- **Task**: Look through the material below, count the lines containing the word "which", and state only the count.

============================================================

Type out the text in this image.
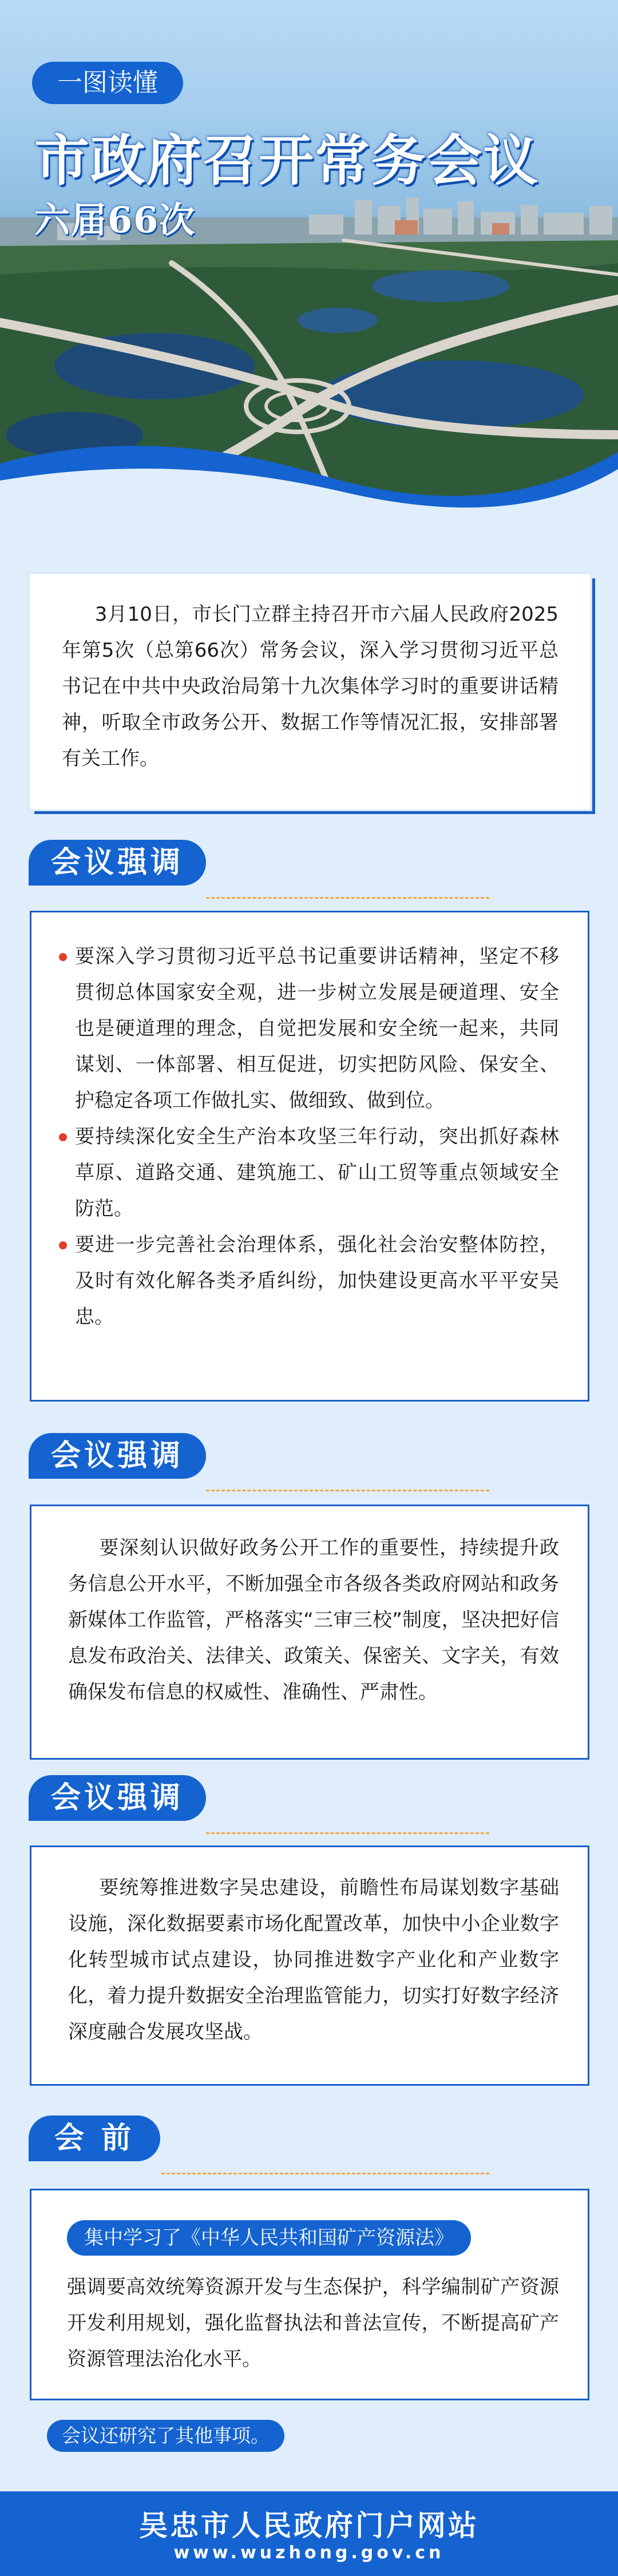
一图读懂
市政府召开常务会议
六届66次

3月10日，市长门立群主持召开市六届人民政府2025年第5次（总第66次）常务会议，深入学习贯彻习近平总书记在中共中央政治局第十九次集体学习时的重要讲话精神，听取全市政务公开、数据工作等情况汇报，安排部署有关工作。

会议强调

要深入学习贯彻习近平总书记重要讲话精神，坚定不移贯彻总体国家安全观，进一步树立发展是硬道理、安全也是硬道理的理念，自觉把发展和安全统一起来，共同谋划、一体部署、相互促进，切实把防风险、保安全、护稳定各项工作做扎实、做细致、做到位。

要持续深化安全生产治本攻坚三年行动，突出抓好森林草原、道路交通、建筑施工、矿山工贸等重点领域安全防范。

要进一步完善社会治理体系，强化社会治安整体防控，及时有效化解各类矛盾纠纷，加快建设更高水平平安吴忠。

会议强调

要深刻认识做好政务公开工作的重要性，持续提升政务信息公开水平，不断加强全市各级各类政府网站和政务新媒体工作监管，严格落实“三审三校”制度，坚决把好信息发布政治关、法律关、政策关、保密关、文字关，有效确保发布信息的权威性、准确性、严肃性。

会议强调

要统筹推进数字吴忠建设，前瞻性布局谋划数字基础设施，深化数据要素市场化配置改革，加快中小企业数字化转型城市试点建设，协同推进数字产业化和产业数字化，着力提升数据安全治理监管能力，切实打好数字经济深度融合发展攻坚战。

会前
集中学习了《中华人民共和国矿产资源法》

强调要高效统筹资源开发与生态保护，科学编制矿产资源开发利用规划，强化监督执法和普法宣传，不断提高矿产资源管理法治化水平。

会议还研究了其他事项。
吴忠市人民政府门户网站
www.wuzhong.gov.cn
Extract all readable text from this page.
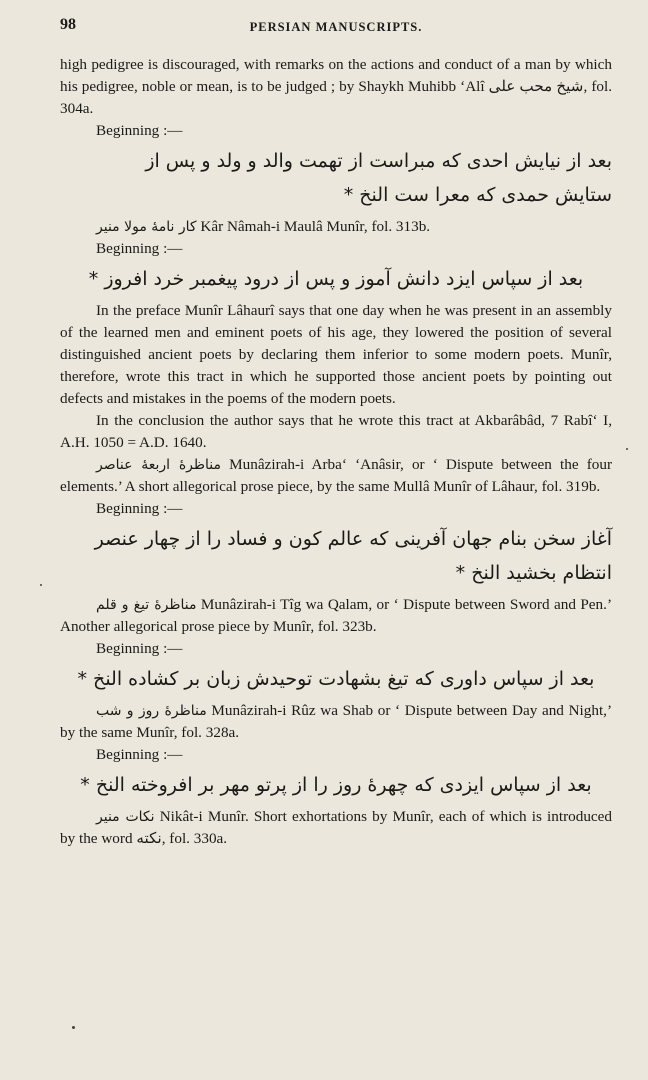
98	PERSIAN MANUSCRIPTS.

high pedigree is discouraged, with remarks on the actions and conduct of a man by which his pedigree, noble or mean, is to be judged ; by Shaykh Muhibb ‘Alî شیخ محب علی, fol. 304a.

Beginning :—
بعد از نیایش احدی که مبراست از تهمت والد و ولد و پس از
ستایش حمدی که معرا ست النخ *

کار نامۀ مولا منیر Kâr Nâmah-i Maulâ Munîr, fol. 313b.

Beginning :—
بعد از سپاس ایزد دانش آموز و پس از درود پیغمبر خرد افروز *

In the preface Munîr Lâhaurî says that one day when he was present in an assembly of the learned men and eminent poets of his age, they lowered the position of several distinguished ancient poets by declaring them inferior to some modern poets. Munîr, therefore, wrote this tract in which he supported those ancient poets by pointing out defects and mistakes in the poems of the modern poets.

In the conclusion the author says that he wrote this tract at Akbarâbâd, 7 Rabî‘ I, A.H. 1050 = A.D. 1640.

مناظرۀ اربعۀ عناصر Munâzirah-i Arba‘ ‘Anâsir, or ‘ Dispute between the four elements.’ A short allegorical prose piece, by the same Mullâ Munîr of Lâhaur, fol. 319b.

Beginning :—
آغاز سخن بنام جهان آفرینی که عالم کون و فساد را از چهار عنصر
انتظام بخشید النخ *

مناظرۀ تیغ و قلم Munâzirah-i Tîg wa Qalam, or ‘ Dispute between Sword and Pen.’ Another allegorical prose piece by Munîr, fol. 323b.

Beginning :—
بعد از سپاس داوری که تیغ بشهادت توحیدش زبان بر کشاده النخ *

مناظرۀ روز و شب Munâzirah-i Rûz wa Shab or ‘ Dispute between Day and Night,’ by the same Munîr, fol. 328a.

Beginning :—
بعد از سپاس ایزدی که چهرۀ روز را از پرتو مهر بر افروخته النخ *

نکات منیر Nikât-i Munîr. Short exhortations by Munîr, each of which is introduced by the word نکته, fol. 330a.
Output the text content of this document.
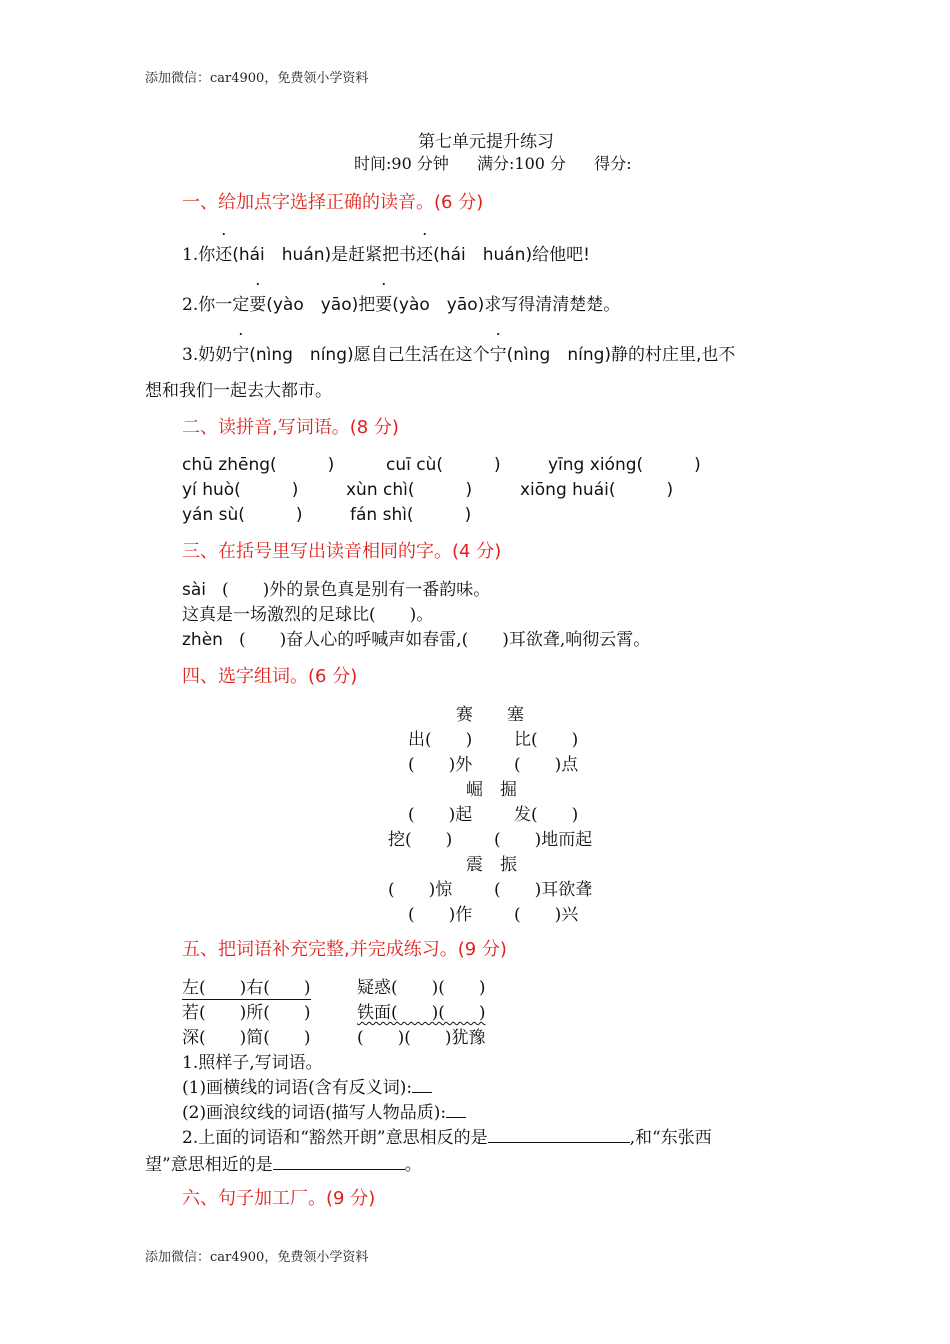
添加微信：car4900，免费领小学资料
第七单元提升练习
时间:90 分钟 满分:100 分 得分:
一、给加点字选择正确的读音。(6 分)
1.你还(hái　huán)是赶紧把书还(hái　huán)给他吧!
2.你一定要(yào　yāo)把要(yào　yāo)求写得清清楚楚。
3.奶奶宁(nìng　níng)愿自己生活在这个宁(nìng　níng)静的村庄里,也不
想和我们一起去大都市。
二、读拼音,写词语。(8 分)
chū zhēng(　　　)	cuī cù(　　　)	yīng xióng(　　　)
yí huò(　　　)	xùn chì(　　　)	xiōng huái(　　　)
yán sù(　　　)	fán shì(　　　)
三、在括号里写出读音相同的字。(4 分)
sài (　　)外的景色真是别有一番韵味。
这真是一场激烈的足球比(　　)。
zhèn (　　)奋人心的呼喊声如春雷,(　　)耳欲聋,响彻云霄。
四、选字组词。(6 分)
赛　　塞
出(　　) 比(　　)
(　　)外 (　　)点
崛　掘
(　　)起 发(　　)
挖(　　) (　　)地而起
震　振
(　　)惊 (　　)耳欲聋
(　　)作 (　　)兴
五、把词语补充完整,并完成练习。(9 分)
左(　　)右(　　)	疑惑(　　)(　　)
若(　　)所(　　)	铁面(　　)(　　)
深(　　)简(　　)	(　　)(　　)犹豫
1.照样子,写词语。
(1)画横线的词语(含有反义词):
(2)画浪纹线的词语(描写人物品质):
2.上面的词语和“豁然开朗”意思相反的是	,和“东张西
望”意思相近的是	。
六、句子加工厂。(9 分)
添加微信：car4900，免费领小学资料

============================================================

- **Task result**: 3